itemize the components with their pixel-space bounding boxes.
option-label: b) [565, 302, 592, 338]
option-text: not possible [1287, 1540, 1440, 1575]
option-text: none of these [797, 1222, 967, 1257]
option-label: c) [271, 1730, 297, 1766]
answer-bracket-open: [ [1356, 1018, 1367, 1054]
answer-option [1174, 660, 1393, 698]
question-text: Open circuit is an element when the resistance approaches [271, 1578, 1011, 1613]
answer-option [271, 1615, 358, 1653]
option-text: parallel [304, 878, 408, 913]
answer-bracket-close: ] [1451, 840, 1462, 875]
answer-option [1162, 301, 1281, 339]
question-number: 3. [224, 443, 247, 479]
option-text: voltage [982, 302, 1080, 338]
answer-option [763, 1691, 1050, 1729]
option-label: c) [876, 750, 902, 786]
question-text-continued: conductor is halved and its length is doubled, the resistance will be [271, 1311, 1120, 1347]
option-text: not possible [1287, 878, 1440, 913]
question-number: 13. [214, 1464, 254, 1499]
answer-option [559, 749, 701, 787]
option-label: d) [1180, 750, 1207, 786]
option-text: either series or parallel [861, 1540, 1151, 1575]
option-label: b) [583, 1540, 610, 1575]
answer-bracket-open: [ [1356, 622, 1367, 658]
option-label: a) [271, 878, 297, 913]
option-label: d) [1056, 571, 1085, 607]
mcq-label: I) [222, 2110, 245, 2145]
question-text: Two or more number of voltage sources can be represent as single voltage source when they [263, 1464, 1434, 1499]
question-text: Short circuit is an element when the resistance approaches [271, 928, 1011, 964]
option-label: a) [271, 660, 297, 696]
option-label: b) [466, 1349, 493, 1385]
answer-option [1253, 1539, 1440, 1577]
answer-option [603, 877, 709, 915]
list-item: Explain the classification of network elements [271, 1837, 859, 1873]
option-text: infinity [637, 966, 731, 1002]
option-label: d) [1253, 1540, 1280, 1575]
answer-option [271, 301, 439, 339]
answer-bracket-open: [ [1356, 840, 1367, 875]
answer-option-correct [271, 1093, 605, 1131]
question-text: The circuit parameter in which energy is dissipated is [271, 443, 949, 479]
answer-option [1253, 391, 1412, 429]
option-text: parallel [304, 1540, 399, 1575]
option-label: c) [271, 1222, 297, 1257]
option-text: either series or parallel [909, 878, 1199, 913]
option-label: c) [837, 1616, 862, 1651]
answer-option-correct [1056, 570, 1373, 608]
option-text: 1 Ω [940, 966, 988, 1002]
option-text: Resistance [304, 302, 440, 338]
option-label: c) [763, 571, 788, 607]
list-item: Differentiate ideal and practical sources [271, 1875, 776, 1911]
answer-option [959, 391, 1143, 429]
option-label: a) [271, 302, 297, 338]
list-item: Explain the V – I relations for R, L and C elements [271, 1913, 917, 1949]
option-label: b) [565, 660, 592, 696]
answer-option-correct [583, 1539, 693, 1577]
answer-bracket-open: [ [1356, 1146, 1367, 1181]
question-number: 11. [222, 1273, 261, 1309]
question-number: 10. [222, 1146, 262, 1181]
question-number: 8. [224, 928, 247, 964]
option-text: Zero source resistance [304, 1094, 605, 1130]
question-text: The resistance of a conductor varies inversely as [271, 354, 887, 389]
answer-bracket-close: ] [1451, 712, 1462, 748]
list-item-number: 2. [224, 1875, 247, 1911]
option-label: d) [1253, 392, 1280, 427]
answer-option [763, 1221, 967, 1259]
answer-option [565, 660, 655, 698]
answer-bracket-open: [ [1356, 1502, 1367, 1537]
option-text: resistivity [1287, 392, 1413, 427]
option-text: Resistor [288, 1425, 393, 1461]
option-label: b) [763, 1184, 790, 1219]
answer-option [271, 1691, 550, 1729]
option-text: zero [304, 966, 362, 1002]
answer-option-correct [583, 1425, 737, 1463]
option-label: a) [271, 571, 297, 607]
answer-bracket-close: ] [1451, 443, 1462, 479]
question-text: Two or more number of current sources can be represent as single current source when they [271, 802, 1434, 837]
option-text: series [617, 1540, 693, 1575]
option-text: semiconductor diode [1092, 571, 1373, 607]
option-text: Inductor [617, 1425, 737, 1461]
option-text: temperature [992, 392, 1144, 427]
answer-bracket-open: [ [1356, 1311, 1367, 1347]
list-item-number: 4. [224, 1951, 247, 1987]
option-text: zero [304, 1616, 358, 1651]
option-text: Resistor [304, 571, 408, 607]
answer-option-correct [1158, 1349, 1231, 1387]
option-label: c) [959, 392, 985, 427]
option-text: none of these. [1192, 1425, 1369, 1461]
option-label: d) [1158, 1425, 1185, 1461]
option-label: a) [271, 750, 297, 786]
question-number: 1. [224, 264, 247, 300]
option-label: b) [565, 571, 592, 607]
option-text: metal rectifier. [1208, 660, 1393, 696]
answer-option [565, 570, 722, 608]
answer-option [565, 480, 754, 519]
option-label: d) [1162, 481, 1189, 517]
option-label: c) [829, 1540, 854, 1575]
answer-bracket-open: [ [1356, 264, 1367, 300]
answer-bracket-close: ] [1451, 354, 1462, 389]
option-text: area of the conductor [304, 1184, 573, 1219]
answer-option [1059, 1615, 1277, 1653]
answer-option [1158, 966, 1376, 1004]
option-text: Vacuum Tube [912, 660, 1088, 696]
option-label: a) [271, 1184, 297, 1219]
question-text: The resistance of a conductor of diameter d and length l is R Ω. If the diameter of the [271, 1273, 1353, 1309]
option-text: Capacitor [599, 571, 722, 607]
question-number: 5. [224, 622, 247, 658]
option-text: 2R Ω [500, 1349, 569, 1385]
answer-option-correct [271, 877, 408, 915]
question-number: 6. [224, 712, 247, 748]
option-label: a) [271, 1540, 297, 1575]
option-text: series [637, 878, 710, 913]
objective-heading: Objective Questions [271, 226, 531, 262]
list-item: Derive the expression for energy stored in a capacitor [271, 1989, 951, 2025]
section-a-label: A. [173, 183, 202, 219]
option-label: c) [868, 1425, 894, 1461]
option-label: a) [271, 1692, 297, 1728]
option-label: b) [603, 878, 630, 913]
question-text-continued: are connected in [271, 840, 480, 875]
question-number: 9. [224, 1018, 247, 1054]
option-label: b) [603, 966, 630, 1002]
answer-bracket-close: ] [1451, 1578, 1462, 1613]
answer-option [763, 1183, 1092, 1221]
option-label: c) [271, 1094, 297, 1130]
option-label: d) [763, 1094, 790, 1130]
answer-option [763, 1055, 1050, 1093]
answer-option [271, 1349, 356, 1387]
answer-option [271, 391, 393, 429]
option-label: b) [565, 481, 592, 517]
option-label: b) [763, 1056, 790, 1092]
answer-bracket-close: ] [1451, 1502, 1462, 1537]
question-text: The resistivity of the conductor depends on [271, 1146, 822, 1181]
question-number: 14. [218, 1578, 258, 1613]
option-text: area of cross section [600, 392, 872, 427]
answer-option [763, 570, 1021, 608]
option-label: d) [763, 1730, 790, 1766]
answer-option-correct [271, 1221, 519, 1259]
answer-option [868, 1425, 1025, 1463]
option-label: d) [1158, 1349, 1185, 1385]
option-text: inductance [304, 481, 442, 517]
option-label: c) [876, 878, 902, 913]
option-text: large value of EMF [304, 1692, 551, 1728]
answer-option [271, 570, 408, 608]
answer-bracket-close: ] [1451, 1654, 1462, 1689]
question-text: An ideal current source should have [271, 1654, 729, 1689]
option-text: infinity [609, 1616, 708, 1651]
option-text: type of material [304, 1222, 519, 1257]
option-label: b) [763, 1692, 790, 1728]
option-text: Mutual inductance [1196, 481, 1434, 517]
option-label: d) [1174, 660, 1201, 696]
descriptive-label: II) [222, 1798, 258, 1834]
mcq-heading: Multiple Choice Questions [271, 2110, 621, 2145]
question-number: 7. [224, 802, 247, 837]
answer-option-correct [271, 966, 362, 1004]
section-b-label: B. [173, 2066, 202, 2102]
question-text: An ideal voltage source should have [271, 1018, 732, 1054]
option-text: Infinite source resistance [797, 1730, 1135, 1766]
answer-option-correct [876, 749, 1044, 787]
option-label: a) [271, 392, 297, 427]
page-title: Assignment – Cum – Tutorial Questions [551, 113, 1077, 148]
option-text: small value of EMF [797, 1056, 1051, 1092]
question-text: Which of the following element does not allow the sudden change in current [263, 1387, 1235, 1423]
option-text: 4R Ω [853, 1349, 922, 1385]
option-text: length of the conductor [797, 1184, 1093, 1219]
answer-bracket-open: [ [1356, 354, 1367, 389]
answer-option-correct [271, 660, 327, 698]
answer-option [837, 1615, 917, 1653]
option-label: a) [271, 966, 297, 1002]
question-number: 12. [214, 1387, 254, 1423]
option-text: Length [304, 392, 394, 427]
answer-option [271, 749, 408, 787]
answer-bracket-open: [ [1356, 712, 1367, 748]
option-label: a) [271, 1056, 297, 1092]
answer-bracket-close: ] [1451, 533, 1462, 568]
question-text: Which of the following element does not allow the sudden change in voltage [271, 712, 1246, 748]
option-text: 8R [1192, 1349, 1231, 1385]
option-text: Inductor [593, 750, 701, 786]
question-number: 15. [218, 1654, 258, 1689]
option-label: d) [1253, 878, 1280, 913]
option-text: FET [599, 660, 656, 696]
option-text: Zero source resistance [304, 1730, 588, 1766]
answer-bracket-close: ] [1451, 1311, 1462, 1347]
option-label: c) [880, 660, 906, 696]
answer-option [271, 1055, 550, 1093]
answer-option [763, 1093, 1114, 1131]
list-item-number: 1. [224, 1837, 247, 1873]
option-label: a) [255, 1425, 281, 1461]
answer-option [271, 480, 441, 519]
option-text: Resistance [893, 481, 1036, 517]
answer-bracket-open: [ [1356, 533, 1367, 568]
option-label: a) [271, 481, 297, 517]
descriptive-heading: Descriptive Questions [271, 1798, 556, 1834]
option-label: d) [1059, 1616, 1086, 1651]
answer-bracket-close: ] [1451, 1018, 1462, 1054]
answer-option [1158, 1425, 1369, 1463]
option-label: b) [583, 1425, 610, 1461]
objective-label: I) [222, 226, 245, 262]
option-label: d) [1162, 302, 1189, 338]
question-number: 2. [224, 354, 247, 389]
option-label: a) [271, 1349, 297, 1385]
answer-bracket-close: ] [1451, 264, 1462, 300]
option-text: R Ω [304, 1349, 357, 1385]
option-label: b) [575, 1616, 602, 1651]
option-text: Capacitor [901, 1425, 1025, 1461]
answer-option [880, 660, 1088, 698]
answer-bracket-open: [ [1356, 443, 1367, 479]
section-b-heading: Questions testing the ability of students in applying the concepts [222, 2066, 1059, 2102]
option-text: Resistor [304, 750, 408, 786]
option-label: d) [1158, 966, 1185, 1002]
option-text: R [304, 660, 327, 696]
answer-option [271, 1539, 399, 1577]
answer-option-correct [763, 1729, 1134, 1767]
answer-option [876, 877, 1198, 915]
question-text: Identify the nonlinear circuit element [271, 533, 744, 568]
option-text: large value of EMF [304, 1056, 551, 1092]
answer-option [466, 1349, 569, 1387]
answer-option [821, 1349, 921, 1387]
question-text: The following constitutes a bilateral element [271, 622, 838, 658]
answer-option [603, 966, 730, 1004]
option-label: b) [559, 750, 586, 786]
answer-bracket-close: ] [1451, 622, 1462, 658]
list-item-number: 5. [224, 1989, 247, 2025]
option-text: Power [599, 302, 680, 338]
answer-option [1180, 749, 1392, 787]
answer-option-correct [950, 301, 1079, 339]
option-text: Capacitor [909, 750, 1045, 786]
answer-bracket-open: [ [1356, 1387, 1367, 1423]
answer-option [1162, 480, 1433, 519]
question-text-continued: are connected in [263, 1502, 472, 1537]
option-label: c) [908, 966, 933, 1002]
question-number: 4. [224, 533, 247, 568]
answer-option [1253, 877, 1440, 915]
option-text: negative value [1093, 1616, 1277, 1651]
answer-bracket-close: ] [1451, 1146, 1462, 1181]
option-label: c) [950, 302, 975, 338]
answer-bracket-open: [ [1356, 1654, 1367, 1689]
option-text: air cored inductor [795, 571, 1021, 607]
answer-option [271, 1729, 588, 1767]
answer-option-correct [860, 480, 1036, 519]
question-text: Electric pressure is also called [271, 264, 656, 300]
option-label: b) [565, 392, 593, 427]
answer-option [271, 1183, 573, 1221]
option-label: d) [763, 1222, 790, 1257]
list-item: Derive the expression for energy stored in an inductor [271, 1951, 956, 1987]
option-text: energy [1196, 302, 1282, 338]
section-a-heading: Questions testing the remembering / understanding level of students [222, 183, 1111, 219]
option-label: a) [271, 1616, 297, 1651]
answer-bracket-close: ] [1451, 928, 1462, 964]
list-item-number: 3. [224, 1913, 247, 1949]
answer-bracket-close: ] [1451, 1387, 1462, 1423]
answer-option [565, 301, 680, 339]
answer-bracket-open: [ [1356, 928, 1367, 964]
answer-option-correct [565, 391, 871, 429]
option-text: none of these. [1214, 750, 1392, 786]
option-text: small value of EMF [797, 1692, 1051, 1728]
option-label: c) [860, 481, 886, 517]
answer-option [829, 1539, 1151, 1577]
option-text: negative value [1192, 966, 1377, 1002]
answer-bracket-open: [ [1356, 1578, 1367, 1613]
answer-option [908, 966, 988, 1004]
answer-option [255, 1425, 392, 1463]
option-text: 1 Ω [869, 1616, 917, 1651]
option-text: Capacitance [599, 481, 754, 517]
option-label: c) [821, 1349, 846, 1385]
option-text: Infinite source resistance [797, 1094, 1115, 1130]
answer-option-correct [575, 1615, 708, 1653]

_ _ _ _ _

Instruction
Starting with the first line, copy each line verbatim, and stop after the line containing "option-text: parallel [304, 878, 408, 913]". Include both of those end lines.

Exercise output
itemize the components with their pixel-space bounding boxes.
option-label: b) [565, 302, 592, 338]
option-text: not possible [1287, 1540, 1440, 1575]
option-text: none of these [797, 1222, 967, 1257]
option-label: c) [271, 1730, 297, 1766]
answer-bracket-open: [ [1356, 1018, 1367, 1054]
answer-option [1174, 660, 1393, 698]
question-text: Open circuit is an element when the resistance approaches [271, 1578, 1011, 1613]
answer-option [271, 1615, 358, 1653]
option-text: parallel [304, 878, 408, 913]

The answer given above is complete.